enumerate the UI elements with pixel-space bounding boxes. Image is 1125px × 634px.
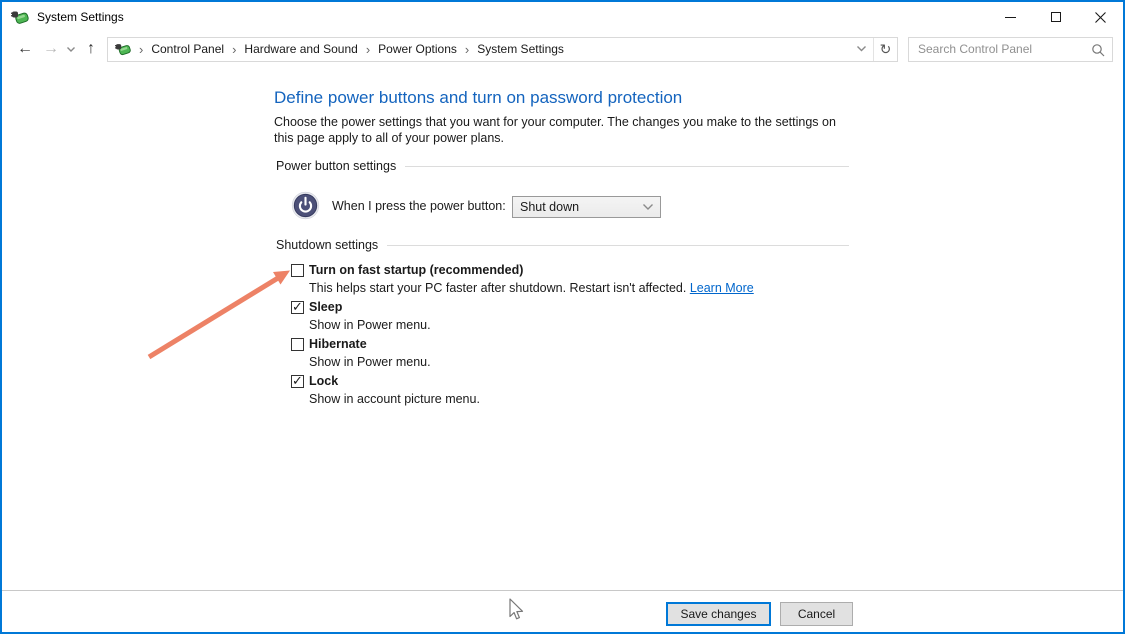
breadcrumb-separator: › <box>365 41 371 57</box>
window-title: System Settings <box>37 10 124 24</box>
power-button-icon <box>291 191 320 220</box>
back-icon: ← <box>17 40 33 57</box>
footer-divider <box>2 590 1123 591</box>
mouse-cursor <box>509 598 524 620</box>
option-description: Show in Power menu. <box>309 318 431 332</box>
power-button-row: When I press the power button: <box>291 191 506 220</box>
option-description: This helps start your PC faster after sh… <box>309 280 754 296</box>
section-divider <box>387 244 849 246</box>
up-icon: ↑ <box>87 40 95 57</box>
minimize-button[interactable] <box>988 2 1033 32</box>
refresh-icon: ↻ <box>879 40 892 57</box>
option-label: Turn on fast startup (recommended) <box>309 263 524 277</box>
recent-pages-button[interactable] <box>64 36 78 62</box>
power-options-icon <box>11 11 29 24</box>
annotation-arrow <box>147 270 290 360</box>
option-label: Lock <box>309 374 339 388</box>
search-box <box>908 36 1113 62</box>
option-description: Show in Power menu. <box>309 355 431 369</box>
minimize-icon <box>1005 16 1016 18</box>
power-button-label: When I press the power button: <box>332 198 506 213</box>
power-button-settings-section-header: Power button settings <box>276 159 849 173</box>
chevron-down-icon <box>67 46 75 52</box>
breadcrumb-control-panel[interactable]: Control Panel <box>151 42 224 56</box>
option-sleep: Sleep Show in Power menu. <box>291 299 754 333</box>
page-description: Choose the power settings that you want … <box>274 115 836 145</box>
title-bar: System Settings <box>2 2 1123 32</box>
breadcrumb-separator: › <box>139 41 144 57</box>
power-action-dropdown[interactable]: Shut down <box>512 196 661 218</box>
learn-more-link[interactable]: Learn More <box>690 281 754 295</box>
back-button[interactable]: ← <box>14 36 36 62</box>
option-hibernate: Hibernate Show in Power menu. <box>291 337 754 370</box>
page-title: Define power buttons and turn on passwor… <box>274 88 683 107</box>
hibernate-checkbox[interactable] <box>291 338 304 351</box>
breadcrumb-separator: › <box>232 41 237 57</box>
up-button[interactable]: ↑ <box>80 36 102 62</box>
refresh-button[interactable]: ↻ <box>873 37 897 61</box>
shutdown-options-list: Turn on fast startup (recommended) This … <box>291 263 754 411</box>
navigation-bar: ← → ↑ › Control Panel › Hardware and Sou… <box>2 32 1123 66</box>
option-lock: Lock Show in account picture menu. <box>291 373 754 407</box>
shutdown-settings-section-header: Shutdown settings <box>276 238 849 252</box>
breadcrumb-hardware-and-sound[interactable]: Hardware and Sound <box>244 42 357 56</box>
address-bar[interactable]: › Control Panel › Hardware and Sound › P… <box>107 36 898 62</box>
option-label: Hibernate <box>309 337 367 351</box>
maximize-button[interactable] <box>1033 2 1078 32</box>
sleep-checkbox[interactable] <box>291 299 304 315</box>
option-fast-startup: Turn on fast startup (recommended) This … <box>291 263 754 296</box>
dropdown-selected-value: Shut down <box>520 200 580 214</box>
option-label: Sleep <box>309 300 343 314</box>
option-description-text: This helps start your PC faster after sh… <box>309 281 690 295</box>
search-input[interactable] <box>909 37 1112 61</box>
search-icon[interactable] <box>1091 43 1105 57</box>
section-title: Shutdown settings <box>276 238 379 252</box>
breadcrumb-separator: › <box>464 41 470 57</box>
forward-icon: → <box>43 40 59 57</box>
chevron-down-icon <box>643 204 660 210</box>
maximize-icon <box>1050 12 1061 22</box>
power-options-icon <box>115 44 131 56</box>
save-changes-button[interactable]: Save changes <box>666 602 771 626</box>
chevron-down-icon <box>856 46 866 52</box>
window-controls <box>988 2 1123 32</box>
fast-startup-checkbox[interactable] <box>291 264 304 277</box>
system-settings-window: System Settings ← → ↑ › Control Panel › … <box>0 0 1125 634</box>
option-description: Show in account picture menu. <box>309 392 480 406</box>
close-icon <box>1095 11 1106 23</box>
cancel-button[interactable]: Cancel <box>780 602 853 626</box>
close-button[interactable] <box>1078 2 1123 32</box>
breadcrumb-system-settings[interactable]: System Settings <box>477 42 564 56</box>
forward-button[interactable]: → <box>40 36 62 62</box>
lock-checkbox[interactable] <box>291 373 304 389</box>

◇ ◇ ◇ ◇ ◇ ◇ ◇

### THE TASK
Present every line of the data above as a numbered list, skipping any blank lines and leaving out the pictures.

### THE RESPONSE
1. enumerate the UI elements with pixel-space bounding boxes. Image is 1125px × 634px.
2. breadcrumb-separator: › <box>365 41 371 57</box>
3. window-title: System Settings <box>37 10 124 24</box>
4. power-button-icon <box>291 191 320 220</box>
5. back-icon: ← <box>17 40 33 57</box>
6. footer-divider <box>2 590 1123 591</box>
7. mouse-cursor <box>509 598 524 620</box>
8. option-description: Show in Power menu. <box>309 318 431 332</box>
9. power-button-row: When I press the power button: <box>291 191 506 220</box>
10. option-description: This helps start your PC faster after sh… <box>309 280 754 296</box>
11. section-divider <box>387 244 849 246</box>
12. up-icon: ↑ <box>87 40 95 57</box>
13. minimize-button[interactable] <box>988 2 1033 32</box>
14. refresh-icon: ↻ <box>879 40 892 57</box>
15. option-label: Turn on fast startup (recommended) <box>309 263 524 277</box>
16. recent-pages-button[interactable] <box>64 36 78 62</box>
17. power-options-icon <box>11 11 29 24</box>
18. annotation-arrow <box>147 270 290 360</box>
19. option-label: Lock <box>309 374 339 388</box>
20. search-box <box>908 36 1113 62</box>
21. option-description: Show in Power menu. <box>309 355 431 369</box>
22. minimize-icon <box>1005 16 1016 18</box>
23. power-button-label: When I press the power button: <box>332 198 506 213</box>
24. power-button-settings-section-header: Power button settings <box>276 159 849 173</box>
25. chevron-down-icon <box>67 46 75 52</box>
26. breadcrumb-control-panel[interactable]: Control Panel <box>151 42 224 56</box>
27. option-sleep: Sleep Show in Power menu. <box>291 299 754 333</box>
28. page-description: Choose the power settings that you want … <box>274 115 836 145</box>
29. title-bar: System Settings <box>2 2 1123 32</box>
30. breadcrumb-separator: › <box>139 41 144 57</box>
31. power-action-dropdown[interactable]: Shut down <box>512 196 661 218</box>
32. learn-more-link[interactable]: Learn More <box>690 281 754 295</box>
33. back-button[interactable]: ← <box>14 36 36 62</box>
34. option-hibernate: Hibernate Show in Power menu. <box>291 337 754 370</box>
35. page-title: Define power buttons and turn on passwor… <box>274 88 683 107</box>
36. hibernate-checkbox[interactable] <box>291 338 304 351</box>
37. breadcrumb-separator: › <box>232 41 237 57</box>
38. up-button[interactable]: ↑ <box>80 36 102 62</box>
39. refresh-button[interactable]: ↻ <box>873 37 897 61</box>
40. shutdown-options-list: Turn on fast startup (recommended) This … <box>291 263 754 411</box>
41. navigation-bar: ← → ↑ › Control Panel › Hardware and Sou… <box>2 32 1123 66</box>
42. option-lock: Lock Show in account picture menu. <box>291 373 754 407</box>
43. shutdown-settings-section-header: Shutdown settings <box>276 238 849 252</box>
44. breadcrumb-hardware-and-sound[interactable]: Hardware and Sound <box>244 42 357 56</box>
45. address-bar[interactable]: › Control Panel › Hardware and Sound › P… <box>107 36 898 62</box>
46. option-label: Hibernate <box>309 337 367 351</box>
47. maximize-button[interactable] <box>1033 2 1078 32</box>
48. sleep-checkbox[interactable] <box>291 299 304 315</box>
49. option-fast-startup: Turn on fast startup (recommended) This … <box>291 263 754 296</box>
50. dropdown-selected-value: Shut down <box>520 200 580 214</box>
51. option-label: Sleep <box>309 300 343 314</box>
52. option-description-text: This helps start your PC faster after sh… <box>309 281 690 295</box>
53. search-input[interactable] <box>909 37 1112 61</box>
54. search-icon[interactable] <box>1091 43 1105 57</box>
55. section-title: Shutdown settings <box>276 238 379 252</box>
56. breadcrumb-separator: › <box>464 41 470 57</box>
57. forward-icon: → <box>43 40 59 57</box>
58. chevron-down-icon <box>643 204 660 210</box>
59. maximize-icon <box>1050 12 1061 22</box>
60. power-options-icon <box>115 44 131 56</box>
61. save-changes-button[interactable]: Save changes <box>666 602 771 626</box>
62. chevron-down-icon <box>856 46 866 52</box>
63. window-controls <box>988 2 1123 32</box>
64. fast-startup-checkbox[interactable] <box>291 264 304 277</box>
65. system-settings-window: System Settings ← → ↑ › Control Panel › … <box>0 0 1125 634</box>
66. option-description: Show in account picture menu. <box>309 392 480 406</box>
67. close-icon <box>1095 11 1106 23</box>
68. cancel-button[interactable]: Cancel <box>780 602 853 626</box>
69. close-button[interactable] <box>1078 2 1123 32</box>
70. breadcrumb-system-settings[interactable]: System Settings <box>477 42 564 56</box>
71. forward-button[interactable]: → <box>40 36 62 62</box>
72. lock-checkbox[interactable] <box>291 373 304 389</box>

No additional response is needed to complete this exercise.